### ЗАДАНИЯ
**A.** Пожалуйста, ответьте по тексту об эпизодах с дуэлянтами на три вопроса:
(i) Что в эпизоде 1 лишает Сильвио первенства среди молодых офицеров–буянов?
(ii) Где граф проводит медовый месяц, когда прибывает Сильвио?
(iii) Что в эпизоде 4 вносит разнообразие в деревенскую жизнь рассказчика?
**B.** Продолжите текст об эпизодах с дуэлянтами с того места, где он обрывается.

Бросающаяся в глаза композиционная симметрия заостряет восприятие и структурных перекличек между эпизодами.

Рассмотрим лишь один пример, а именно эквивалентность событийных структур. В каждом из четырех эпизодов положительно или отрицательно оцениваемая данным рассказывающим персонажем ситуация резко меняет свою ценность для этого персонажа в зависимости от поведения или просто от появления другого персонажа. Прибытие графа в эпизоде 1 лишает Сильвио его первенства среди молодых офицеров–буянов. В эпизоде 3 прибытие Сильвио ставит под угрозу счастье проводящего в деревне медовый месяц графа. С таким двукратным изменением счастливой ситуации к худшему, находящимся в ретроспективно рассказываемых эпизодах дуэлянтов, перекликается в эпизодах из жизни рассказчика двукратное изменение скучной ситуации к лучшему. Противоречивое поведение загадочного Сильвио и его никем не понятый отказ от дуэли с новым офицером наполняют пустую армейскую жизнь рассказчика (эпизод 2), и таким же образом прибытие богатого графа и его красавицы жены вносит разнообразие в одинокую деревенскую жизнь рассказчика, вышедшего в отставку (эпизод 4).

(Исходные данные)
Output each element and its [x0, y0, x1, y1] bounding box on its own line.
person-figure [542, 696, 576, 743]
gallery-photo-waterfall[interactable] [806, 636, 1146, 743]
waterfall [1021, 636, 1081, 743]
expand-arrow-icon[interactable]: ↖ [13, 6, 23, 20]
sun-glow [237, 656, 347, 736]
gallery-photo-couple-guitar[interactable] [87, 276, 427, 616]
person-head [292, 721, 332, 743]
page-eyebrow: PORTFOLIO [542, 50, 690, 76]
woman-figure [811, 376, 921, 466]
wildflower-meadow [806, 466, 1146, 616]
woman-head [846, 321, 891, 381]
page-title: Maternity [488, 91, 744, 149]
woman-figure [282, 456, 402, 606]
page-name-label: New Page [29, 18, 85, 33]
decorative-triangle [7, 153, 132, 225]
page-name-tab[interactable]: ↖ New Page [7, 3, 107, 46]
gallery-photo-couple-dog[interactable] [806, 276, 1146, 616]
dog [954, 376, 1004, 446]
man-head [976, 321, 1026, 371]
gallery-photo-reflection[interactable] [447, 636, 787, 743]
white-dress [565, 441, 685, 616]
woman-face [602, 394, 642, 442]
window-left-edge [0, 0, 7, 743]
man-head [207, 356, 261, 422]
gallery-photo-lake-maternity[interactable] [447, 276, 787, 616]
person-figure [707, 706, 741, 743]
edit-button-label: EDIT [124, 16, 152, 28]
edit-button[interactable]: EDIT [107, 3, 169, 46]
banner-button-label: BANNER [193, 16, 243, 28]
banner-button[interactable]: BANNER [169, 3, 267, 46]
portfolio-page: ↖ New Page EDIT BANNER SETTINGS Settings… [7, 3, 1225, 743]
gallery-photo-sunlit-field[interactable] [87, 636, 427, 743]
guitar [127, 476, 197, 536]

### РЕЗУЛЬТАТЫ УПРАЖНЕНИЯ
**A.**
(i) Прибытие графа.
(ii) В деревне.
(iii) Прибытие богатого графа и его красавицы жены.

**B.**
В центре же этой новеллы–загадки — парадигматический повтор выстрела, точнее, не производимого выстрела. Шесть раз Сильвио, лжеромантический герой, отказывается от смертоносного, по всей вероятности, выстрела, на который он имеет право. В парадигме несостоявшихся выстрелов спрятан ключ к смыслу новеллы. Мы к нему еще вернемся.

Эквивалентностями ситуаций, персонажей и действий изобилуют и другие новеллы цикла. Но и данного примера достаточно, чтобы показать, как в «Повестях Белкина» на динамичную последовательность событий накладывается статичная, пространственная, точнее, вневременная сеть тематических сходств и контрастов, которая характерна для поэтической структуры.

Развертывание речевых клише

«[Пословицы и] нравственные поговорки бывают удивительно полезны в тех случаях, когда мы [сами] от себя мало что можем выдумать себе в оправдание» (82 [615]).

Перейдем ко второму из указанных трех приемов поэтизации. Поэтическое мышление нового времени, как бы возрождая мифическое миропонимание, воскрешает главную его черту — развертывание мотивов, звуковых и тематических, но превращает его первоначальную магическую функцию в эстетическую. В поэзии развертывание мотивов происходит как в плане звуковом, так и в плане тематическом. В поэтической, до известной степени, прозе Пушкина прием развертывания применяется прежде всего к пословицам, поговоркам и таким семантическим фигурам, как метафора, оксиморон и парадокс. В каждой из «Повестей Белкина» мы наблюдаем такое преобразование речевых клише и тропов в сюжеты.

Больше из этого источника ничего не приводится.